+++ THE DATA

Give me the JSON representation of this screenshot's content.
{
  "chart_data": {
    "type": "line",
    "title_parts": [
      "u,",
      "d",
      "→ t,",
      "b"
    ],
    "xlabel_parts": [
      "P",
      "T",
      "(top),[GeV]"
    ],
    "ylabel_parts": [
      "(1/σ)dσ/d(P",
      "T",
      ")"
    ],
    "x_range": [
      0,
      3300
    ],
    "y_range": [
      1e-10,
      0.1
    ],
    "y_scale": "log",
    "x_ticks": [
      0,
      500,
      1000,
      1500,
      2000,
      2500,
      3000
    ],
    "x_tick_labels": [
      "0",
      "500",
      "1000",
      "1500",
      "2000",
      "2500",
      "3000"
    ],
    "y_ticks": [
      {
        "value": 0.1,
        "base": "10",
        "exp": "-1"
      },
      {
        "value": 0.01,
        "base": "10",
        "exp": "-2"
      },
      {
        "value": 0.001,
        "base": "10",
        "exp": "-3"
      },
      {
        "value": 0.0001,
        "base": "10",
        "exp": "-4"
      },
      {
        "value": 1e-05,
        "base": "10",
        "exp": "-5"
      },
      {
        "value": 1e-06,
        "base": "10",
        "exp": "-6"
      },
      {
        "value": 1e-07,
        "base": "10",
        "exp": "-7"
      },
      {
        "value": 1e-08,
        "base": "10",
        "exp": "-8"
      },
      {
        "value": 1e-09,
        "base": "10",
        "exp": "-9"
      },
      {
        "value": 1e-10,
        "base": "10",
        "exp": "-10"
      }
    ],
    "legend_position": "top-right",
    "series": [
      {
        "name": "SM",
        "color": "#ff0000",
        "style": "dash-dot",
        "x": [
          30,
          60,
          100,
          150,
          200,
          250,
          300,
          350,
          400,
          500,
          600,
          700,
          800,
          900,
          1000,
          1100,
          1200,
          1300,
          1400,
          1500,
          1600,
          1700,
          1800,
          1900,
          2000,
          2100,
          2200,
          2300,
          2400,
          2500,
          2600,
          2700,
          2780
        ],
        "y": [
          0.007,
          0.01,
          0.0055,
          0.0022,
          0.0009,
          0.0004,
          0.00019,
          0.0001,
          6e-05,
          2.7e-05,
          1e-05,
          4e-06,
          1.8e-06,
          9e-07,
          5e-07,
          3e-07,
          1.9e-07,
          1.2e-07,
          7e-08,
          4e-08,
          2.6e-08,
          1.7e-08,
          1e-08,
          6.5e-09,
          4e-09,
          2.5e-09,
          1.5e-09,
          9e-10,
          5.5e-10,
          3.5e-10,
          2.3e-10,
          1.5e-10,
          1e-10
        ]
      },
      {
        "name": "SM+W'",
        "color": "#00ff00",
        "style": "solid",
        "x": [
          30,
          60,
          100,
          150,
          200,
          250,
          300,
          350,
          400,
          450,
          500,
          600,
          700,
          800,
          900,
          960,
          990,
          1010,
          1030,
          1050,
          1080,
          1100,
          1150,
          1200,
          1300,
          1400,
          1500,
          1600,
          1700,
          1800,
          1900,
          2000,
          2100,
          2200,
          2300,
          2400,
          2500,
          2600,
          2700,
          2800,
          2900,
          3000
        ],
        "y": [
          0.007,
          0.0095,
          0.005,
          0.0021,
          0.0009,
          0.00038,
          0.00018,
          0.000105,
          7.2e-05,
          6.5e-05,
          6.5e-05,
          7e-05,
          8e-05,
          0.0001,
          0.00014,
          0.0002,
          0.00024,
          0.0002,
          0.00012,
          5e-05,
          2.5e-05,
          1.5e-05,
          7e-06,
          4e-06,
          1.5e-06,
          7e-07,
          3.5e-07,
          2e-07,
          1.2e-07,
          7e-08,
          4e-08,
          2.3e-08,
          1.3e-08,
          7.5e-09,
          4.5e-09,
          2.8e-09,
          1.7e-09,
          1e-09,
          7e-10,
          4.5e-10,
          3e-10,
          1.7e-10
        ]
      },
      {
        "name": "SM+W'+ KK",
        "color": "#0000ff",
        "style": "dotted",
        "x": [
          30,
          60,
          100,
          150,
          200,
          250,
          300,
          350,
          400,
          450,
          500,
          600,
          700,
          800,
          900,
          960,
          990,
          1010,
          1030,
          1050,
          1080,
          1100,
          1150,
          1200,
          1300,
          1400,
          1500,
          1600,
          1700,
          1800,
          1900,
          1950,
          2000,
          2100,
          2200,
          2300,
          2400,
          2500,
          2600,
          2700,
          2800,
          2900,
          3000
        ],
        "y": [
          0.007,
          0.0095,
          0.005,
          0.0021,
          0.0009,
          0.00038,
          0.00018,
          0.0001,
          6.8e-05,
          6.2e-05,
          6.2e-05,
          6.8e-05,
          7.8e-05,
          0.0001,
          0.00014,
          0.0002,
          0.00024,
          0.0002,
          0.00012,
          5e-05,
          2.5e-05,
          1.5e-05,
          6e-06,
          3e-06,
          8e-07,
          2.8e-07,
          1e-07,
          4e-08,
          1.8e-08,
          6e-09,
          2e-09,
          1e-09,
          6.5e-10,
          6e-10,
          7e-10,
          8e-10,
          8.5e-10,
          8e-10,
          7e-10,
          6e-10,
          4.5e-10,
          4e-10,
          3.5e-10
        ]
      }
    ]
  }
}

++++++

OBJECTIVE: Write the listing out again, exactly as it reads.

TASK ANSWER:
Give me the JSON representation of this screenshot's content.
{
  "chart_data": {
    "type": "line",
    "title_parts": [
      "u,",
      "d",
      "→ t,",
      "b"
    ],
    "xlabel_parts": [
      "P",
      "T",
      "(top),[GeV]"
    ],
    "ylabel_parts": [
      "(1/σ)dσ/d(P",
      "T",
      ")"
    ],
    "x_range": [
      0,
      3300
    ],
    "y_range": [
      1e-10,
      0.1
    ],
    "y_scale": "log",
    "x_ticks": [
      0,
      500,
      1000,
      1500,
      2000,
      2500,
      3000
    ],
    "x_tick_labels": [
      "0",
      "500",
      "1000",
      "1500",
      "2000",
      "2500",
      "3000"
    ],
    "y_ticks": [
      {
        "value": 0.1,
        "base": "10",
        "exp": "-1"
      },
      {
        "value": 0.01,
        "base": "10",
        "exp": "-2"
      },
      {
        "value": 0.001,
        "base": "10",
        "exp": "-3"
      },
      {
        "value": 0.0001,
        "base": "10",
        "exp": "-4"
      },
      {
        "value": 1e-05,
        "base": "10",
        "exp": "-5"
      },
      {
        "value": 1e-06,
        "base": "10",
        "exp": "-6"
      },
      {
        "value": 1e-07,
        "base": "10",
        "exp": "-7"
      },
      {
        "value": 1e-08,
        "base": "10",
        "exp": "-8"
      },
      {
        "value": 1e-09,
        "base": "10",
        "exp": "-9"
      },
      {
        "value": 1e-10,
        "base": "10",
        "exp": "-10"
      }
    ],
    "legend_position": "top-right",
    "series": [
      {
        "name": "SM",
        "color": "#ff0000",
        "style": "dash-dot",
        "x": [
          30,
          60,
          100,
          150,
          200,
          250,
          300,
          350,
          400,
          500,
          600,
          700,
          800,
          900,
          1000,
          1100,
          1200,
          1300,
          1400,
          1500,
          1600,
          1700,
          1800,
          1900,
          2000,
          2100,
          2200,
          2300,
          2400,
          2500,
          2600,
          2700,
          2780
        ],
        "y": [
          0.007,
          0.01,
          0.0055,
          0.0022,
          0.0009,
          0.0004,
          0.00019,
          0.0001,
          6e-05,
          2.7e-05,
          1e-05,
          4e-06,
          1.8e-06,
          9e-07,
          5e-07,
          3e-07,
          1.9e-07,
          1.2e-07,
          7e-08,
          4e-08,
          2.6e-08,
          1.7e-08,
          1e-08,
          6.5e-09,
          4e-09,
          2.5e-09,
          1.5e-09,
          9e-10,
          5.5e-10,
          3.5e-10,
          2.3e-10,
          1.5e-10,
          1e-10
        ]
      },
      {
        "name": "SM+W'",
        "color": "#00ff00",
        "style": "solid",
        "x": [
          30,
          60,
          100,
          150,
          200,
          250,
          300,
          350,
          400,
          450,
          500,
          600,
          700,
          800,
          900,
          960,
          990,
          1010,
          1030,
          1050,
          1080,
          1100,
          1150,
          1200,
          1300,
          1400,
          1500,
          1600,
          1700,
          1800,
          1900,
          2000,
          2100,
          2200,
          2300,
          2400,
          2500,
          2600,
          2700,
          2800,
          2900,
          3000
        ],
        "y": [
          0.007,
          0.0095,
          0.005,
          0.0021,
          0.0009,
          0.00038,
          0.00018,
          0.000105,
          7.2e-05,
          6.5e-05,
          6.5e-05,
          7e-05,
          8e-05,
          0.0001,
          0.00014,
          0.0002,
          0.00024,
          0.0002,
          0.00012,
          5e-05,
          2.5e-05,
          1.5e-05,
          7e-06,
          4e-06,
          1.5e-06,
          7e-07,
          3.5e-07,
          2e-07,
          1.2e-07,
          7e-08,
          4e-08,
          2.3e-08,
          1.3e-08,
          7.5e-09,
          4.5e-09,
          2.8e-09,
          1.7e-09,
          1e-09,
          7e-10,
          4.5e-10,
          3e-10,
          1.7e-10
        ]
      },
      {
        "name": "SM+W'+ KK",
        "color": "#0000ff",
        "style": "dotted",
        "x": [
          30,
          60,
          100,
          150,
          200,
          250,
          300,
          350,
          400,
          450,
          500,
          600,
          700,
          800,
          900,
          960,
          990,
          1010,
          1030,
          1050,
          1080,
          1100,
          1150,
          1200,
          1300,
          1400,
          1500,
          1600,
          1700,
          1800,
          1900,
          1950,
          2000,
          2100,
          2200,
          2300,
          2400,
          2500,
          2600,
          2700,
          2800,
          2900,
          3000
        ],
        "y": [
          0.007,
          0.0095,
          0.005,
          0.0021,
          0.0009,
          0.00038,
          0.00018,
          0.0001,
          6.8e-05,
          6.2e-05,
          6.2e-05,
          6.8e-05,
          7.8e-05,
          0.0001,
          0.00014,
          0.0002,
          0.00024,
          0.0002,
          0.00012,
          5e-05,
          2.5e-05,
          1.5e-05,
          6e-06,
          3e-06,
          8e-07,
          2.8e-07,
          1e-07,
          4e-08,
          1.8e-08,
          6e-09,
          2e-09,
          1e-09,
          6.5e-10,
          6e-10,
          7e-10,
          8e-10,
          8.5e-10,
          8e-10,
          7e-10,
          6e-10,
          4.5e-10,
          4e-10,
          3.5e-10
        ]
      }
    ]
  }
}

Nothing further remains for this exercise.